Requirement: Copy out each line below that has the word "black" in it.

Material for this exercise:
————
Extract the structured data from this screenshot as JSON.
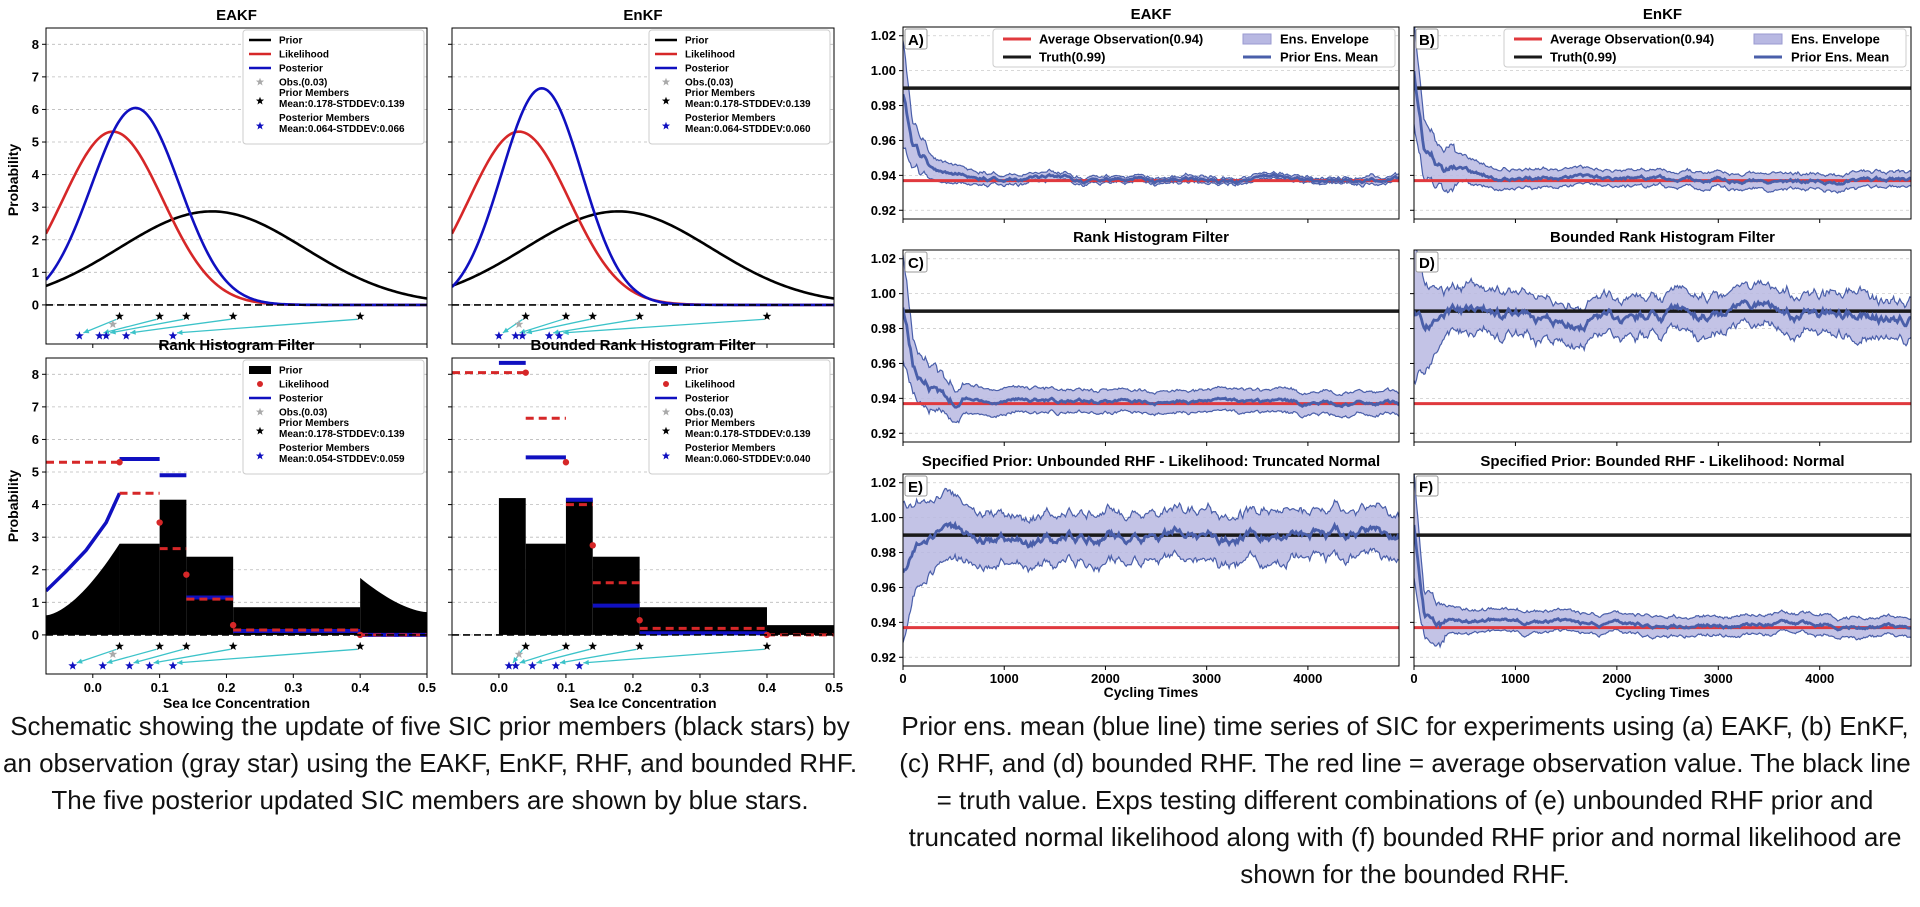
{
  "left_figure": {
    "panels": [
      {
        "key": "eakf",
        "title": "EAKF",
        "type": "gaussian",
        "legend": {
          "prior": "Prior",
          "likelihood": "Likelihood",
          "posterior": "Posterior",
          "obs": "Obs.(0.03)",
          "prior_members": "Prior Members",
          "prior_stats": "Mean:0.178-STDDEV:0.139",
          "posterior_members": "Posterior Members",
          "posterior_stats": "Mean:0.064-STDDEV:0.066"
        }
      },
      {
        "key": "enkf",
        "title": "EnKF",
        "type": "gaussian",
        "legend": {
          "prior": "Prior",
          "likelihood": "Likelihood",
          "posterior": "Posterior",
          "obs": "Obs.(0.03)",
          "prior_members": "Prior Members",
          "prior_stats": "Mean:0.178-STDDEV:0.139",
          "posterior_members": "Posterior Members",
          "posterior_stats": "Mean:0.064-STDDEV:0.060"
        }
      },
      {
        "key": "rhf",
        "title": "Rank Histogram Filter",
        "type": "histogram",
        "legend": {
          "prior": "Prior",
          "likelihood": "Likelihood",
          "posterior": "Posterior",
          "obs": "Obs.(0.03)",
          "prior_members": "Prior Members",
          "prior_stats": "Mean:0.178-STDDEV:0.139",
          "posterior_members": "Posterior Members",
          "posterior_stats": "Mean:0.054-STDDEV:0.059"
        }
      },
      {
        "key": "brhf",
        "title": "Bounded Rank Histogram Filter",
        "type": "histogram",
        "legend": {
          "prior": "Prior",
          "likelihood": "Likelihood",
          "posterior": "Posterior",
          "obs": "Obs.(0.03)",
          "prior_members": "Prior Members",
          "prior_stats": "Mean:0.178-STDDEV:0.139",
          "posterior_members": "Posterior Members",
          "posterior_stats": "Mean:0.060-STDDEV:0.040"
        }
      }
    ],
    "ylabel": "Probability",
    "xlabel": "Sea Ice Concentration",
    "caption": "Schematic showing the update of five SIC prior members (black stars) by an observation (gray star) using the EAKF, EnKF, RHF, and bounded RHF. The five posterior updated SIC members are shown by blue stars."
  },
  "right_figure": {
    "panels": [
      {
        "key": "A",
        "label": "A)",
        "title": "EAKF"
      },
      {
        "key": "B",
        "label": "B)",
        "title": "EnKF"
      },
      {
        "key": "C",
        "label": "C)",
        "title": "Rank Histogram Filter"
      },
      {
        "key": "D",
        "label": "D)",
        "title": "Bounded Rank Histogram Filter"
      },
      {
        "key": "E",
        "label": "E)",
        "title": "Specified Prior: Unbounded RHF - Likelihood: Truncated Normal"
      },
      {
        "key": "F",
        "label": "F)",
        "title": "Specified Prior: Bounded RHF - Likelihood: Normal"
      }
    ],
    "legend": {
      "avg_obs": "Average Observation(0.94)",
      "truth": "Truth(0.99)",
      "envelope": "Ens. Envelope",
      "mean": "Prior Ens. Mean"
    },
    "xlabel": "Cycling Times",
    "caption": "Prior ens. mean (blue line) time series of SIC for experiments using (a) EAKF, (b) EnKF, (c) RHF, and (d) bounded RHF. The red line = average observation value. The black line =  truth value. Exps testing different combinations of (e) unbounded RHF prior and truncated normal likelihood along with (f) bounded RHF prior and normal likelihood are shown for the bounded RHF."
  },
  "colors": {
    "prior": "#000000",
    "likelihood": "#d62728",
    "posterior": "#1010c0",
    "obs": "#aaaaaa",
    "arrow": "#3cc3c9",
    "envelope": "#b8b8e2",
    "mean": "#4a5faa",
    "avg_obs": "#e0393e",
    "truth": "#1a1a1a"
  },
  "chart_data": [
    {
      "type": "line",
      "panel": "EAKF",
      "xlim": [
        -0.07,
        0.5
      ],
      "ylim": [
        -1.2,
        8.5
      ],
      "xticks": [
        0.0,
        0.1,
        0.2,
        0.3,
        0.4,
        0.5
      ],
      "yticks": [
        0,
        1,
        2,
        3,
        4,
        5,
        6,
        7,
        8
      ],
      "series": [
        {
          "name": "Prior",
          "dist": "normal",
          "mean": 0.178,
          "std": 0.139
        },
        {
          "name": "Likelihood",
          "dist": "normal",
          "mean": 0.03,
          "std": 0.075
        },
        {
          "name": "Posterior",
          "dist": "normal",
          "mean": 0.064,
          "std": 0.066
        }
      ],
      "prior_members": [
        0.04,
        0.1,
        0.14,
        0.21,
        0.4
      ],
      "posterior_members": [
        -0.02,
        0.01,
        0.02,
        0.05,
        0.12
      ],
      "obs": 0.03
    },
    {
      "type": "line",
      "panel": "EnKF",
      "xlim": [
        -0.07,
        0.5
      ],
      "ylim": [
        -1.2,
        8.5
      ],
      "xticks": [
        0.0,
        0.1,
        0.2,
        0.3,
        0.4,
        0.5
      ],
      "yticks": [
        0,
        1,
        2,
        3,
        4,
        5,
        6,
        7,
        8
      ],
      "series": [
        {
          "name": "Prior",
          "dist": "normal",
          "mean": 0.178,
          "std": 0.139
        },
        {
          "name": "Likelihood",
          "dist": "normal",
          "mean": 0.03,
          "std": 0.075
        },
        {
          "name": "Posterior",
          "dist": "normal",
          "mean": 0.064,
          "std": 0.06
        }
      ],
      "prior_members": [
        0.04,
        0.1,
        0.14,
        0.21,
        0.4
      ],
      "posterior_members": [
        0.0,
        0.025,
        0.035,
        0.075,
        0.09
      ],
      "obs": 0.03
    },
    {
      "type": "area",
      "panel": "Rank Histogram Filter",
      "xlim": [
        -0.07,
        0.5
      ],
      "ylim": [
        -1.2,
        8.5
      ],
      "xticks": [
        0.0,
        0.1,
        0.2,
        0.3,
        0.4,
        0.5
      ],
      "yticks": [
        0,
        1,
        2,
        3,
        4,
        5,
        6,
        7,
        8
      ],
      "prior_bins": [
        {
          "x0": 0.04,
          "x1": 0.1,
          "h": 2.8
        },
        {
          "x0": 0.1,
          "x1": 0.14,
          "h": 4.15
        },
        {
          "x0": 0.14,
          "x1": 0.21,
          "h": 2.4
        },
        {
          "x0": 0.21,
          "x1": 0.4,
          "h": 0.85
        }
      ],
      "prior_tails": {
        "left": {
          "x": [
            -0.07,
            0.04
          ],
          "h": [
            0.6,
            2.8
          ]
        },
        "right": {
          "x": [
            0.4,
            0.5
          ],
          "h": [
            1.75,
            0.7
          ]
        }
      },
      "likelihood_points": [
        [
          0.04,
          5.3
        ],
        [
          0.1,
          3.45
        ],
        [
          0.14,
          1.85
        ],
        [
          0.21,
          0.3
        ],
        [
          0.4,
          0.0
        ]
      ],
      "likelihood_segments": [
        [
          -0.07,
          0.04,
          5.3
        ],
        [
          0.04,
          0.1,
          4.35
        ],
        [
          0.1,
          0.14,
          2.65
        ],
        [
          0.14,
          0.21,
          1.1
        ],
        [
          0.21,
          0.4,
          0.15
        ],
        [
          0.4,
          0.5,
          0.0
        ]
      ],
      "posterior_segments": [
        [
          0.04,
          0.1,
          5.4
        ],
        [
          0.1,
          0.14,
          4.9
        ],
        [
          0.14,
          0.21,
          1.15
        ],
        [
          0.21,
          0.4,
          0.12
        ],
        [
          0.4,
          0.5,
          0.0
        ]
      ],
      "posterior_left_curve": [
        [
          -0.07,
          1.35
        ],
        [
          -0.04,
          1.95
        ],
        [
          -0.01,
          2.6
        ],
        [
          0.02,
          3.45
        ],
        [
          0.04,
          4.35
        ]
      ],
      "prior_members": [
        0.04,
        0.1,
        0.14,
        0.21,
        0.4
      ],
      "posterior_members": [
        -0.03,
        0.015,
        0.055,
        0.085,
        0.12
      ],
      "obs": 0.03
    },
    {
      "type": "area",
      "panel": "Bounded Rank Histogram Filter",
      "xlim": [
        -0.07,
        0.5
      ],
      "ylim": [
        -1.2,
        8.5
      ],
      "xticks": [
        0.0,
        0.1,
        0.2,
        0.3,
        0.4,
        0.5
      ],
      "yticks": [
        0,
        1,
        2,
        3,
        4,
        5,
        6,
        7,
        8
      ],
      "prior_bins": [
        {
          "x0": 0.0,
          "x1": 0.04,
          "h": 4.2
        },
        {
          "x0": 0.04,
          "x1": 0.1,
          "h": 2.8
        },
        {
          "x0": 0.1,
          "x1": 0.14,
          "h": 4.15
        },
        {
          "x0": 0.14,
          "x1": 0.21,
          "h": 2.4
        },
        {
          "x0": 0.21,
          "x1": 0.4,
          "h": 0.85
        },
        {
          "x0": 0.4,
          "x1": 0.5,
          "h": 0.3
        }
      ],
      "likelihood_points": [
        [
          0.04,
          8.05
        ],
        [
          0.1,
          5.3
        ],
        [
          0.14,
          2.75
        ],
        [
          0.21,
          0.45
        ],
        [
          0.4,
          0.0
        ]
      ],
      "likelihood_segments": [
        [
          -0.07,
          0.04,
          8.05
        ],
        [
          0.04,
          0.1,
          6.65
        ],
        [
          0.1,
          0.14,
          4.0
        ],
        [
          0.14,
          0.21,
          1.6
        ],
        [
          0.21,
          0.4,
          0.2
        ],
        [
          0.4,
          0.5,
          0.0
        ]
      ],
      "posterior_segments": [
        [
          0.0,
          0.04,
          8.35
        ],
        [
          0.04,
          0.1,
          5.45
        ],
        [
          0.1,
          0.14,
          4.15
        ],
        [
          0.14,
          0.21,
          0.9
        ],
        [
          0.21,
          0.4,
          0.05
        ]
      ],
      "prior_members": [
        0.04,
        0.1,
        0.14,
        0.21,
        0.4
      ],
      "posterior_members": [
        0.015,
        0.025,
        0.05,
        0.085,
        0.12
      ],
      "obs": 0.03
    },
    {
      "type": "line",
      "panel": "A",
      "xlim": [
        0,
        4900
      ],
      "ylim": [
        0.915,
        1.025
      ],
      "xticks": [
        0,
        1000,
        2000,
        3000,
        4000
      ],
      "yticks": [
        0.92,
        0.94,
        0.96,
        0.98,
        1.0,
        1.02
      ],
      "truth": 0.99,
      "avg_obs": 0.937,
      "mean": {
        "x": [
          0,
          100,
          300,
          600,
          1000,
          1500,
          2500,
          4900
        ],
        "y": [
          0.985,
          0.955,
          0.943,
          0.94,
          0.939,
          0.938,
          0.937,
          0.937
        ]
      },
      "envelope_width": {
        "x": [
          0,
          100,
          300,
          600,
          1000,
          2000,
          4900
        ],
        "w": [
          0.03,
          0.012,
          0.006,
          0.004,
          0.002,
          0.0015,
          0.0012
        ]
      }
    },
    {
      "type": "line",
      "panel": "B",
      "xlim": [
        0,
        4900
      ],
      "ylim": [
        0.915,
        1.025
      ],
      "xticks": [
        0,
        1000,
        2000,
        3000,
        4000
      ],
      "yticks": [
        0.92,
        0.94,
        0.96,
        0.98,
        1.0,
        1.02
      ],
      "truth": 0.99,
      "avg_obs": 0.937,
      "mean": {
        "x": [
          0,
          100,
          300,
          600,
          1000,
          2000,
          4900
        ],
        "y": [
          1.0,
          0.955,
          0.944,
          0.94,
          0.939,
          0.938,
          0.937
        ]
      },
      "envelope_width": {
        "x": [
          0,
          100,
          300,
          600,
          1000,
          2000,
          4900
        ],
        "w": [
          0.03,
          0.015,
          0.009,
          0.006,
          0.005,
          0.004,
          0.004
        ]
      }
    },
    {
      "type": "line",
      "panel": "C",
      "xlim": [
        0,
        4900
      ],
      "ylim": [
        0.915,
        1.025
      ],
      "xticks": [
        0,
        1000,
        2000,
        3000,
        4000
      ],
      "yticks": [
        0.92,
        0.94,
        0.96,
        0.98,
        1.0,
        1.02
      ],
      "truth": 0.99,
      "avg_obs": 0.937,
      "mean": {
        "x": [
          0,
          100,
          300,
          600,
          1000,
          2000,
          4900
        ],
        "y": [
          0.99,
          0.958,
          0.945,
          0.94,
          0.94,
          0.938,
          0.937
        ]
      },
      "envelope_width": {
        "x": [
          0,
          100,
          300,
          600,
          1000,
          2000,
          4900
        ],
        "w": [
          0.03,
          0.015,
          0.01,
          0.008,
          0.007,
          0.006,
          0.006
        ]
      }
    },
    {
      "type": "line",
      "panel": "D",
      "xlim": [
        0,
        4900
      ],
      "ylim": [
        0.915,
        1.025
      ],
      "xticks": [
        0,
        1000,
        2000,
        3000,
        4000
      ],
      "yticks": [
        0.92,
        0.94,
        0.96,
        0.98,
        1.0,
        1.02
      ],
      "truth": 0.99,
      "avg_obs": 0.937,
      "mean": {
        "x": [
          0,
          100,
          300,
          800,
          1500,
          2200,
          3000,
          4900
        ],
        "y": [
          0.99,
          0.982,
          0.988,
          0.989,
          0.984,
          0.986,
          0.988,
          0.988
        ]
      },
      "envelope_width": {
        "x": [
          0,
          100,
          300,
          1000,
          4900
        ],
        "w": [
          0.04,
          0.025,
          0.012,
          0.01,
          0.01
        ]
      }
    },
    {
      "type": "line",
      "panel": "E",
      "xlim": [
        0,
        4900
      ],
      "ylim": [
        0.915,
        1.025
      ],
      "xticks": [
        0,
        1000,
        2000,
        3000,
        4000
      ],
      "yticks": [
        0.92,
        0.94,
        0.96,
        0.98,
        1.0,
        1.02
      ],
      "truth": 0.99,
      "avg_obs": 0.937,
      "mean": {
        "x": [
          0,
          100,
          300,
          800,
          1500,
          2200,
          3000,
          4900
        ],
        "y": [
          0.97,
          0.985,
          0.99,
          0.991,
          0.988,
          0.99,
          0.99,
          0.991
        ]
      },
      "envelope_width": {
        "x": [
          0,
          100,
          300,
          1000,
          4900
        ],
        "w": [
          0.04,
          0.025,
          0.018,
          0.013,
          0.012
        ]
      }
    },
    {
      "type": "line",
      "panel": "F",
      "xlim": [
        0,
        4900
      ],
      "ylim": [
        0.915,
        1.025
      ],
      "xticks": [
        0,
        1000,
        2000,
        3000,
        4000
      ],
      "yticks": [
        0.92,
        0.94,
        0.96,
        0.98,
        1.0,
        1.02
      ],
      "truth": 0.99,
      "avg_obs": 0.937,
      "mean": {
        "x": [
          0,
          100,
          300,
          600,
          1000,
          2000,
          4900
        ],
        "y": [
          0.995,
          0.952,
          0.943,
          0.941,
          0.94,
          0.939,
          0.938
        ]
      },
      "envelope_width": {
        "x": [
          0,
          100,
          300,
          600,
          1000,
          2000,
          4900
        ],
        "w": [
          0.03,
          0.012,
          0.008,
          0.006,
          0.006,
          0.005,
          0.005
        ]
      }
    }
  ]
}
————
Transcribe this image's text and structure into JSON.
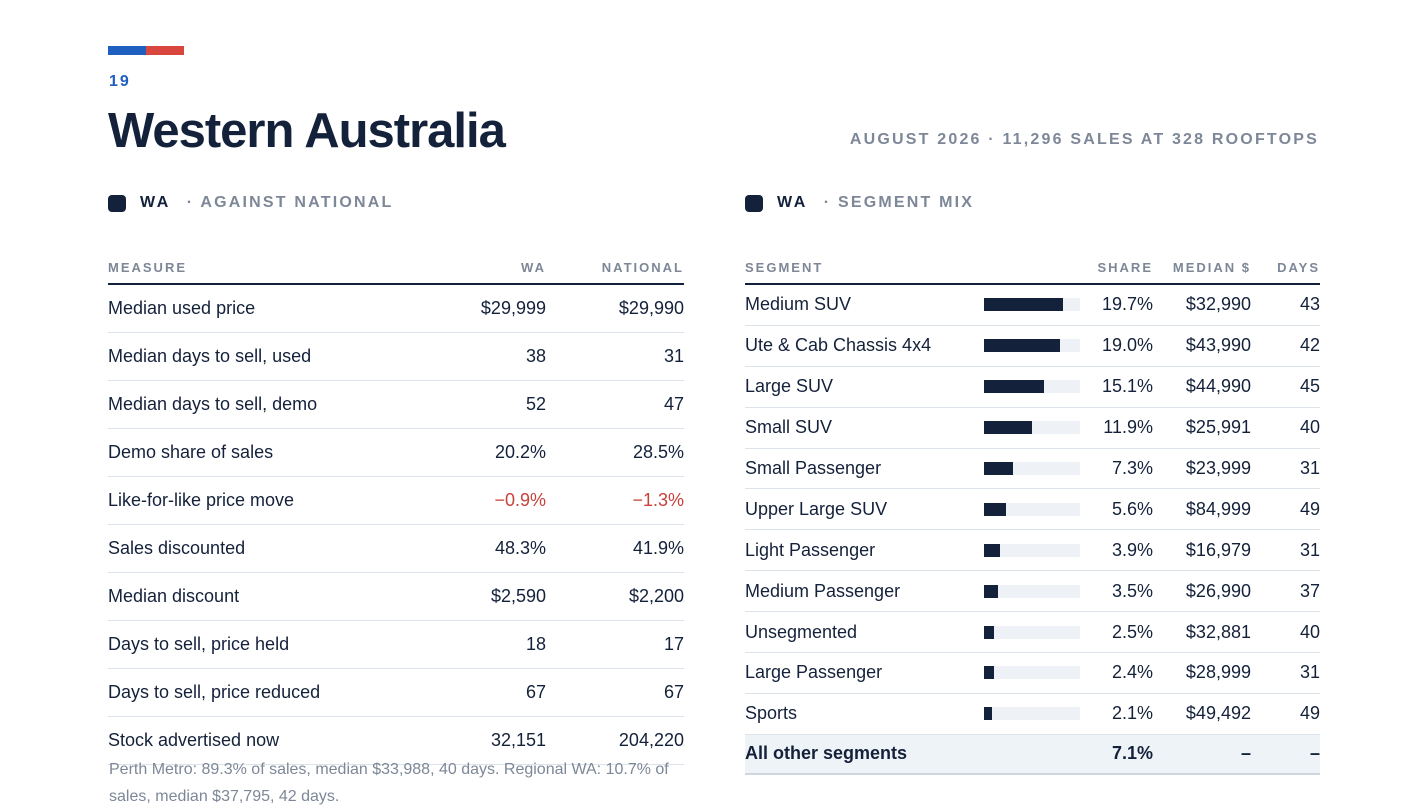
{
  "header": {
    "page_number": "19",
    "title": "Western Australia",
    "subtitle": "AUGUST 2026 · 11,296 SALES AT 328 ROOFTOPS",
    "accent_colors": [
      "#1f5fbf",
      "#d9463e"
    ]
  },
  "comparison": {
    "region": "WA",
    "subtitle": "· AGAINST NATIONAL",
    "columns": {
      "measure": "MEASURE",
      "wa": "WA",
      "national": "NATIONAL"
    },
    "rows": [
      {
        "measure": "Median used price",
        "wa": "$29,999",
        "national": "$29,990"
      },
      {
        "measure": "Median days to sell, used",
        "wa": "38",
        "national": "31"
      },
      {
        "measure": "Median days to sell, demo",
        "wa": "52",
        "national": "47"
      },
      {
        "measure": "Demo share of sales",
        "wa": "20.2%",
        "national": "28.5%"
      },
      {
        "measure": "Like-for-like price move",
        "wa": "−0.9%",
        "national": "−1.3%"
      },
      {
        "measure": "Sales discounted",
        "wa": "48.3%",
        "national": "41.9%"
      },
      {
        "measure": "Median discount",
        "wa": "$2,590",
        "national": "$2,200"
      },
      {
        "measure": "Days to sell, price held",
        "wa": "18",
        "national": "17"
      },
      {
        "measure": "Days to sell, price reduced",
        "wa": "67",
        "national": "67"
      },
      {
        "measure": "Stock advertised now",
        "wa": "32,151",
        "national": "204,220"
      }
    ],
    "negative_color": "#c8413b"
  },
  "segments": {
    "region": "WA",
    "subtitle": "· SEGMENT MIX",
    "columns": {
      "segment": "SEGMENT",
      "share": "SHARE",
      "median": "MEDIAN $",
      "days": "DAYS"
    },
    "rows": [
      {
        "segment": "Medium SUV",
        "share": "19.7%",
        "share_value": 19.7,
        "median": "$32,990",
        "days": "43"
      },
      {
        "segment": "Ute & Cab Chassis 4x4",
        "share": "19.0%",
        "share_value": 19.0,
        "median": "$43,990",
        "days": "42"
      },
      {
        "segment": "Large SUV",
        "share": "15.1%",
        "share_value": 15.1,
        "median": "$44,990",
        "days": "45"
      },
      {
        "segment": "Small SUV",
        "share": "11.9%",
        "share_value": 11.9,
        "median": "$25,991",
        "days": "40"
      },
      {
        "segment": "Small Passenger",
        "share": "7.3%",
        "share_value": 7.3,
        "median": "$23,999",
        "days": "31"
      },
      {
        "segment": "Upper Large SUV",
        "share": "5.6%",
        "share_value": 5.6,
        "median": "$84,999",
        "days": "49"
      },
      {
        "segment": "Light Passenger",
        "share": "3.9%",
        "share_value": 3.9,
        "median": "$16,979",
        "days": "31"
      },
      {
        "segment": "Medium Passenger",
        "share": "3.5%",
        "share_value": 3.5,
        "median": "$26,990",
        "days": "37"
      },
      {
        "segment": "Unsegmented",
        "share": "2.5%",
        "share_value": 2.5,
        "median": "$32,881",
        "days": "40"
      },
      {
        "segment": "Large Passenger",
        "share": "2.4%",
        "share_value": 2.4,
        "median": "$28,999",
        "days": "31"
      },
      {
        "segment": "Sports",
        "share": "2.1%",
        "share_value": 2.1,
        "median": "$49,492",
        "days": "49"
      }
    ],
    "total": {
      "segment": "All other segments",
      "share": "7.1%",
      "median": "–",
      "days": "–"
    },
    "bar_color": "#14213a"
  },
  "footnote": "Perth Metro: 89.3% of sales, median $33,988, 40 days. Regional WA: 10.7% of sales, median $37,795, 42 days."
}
————
Response for this exercise:
    "caption": "Schematic showing the update of five SIC prior members (black stars) by an observation (gray star) using the EAKF, EnKF, RHF, and bounded RHF. The five posterior updated SIC members are shown by blue stars."
    "caption": "Prior ens. mean (blue line) time series of SIC for experiments using (a) EAKF, (b) EnKF, (c) RHF, and (d) bounded RHF. The red line = average observation value. The black line =  truth value. Exps testing different combinations of (e) unbounded RHF prior and truncated normal likelihood along with (f) bounded RHF prior and normal likelihood are shown for the bounded RHF."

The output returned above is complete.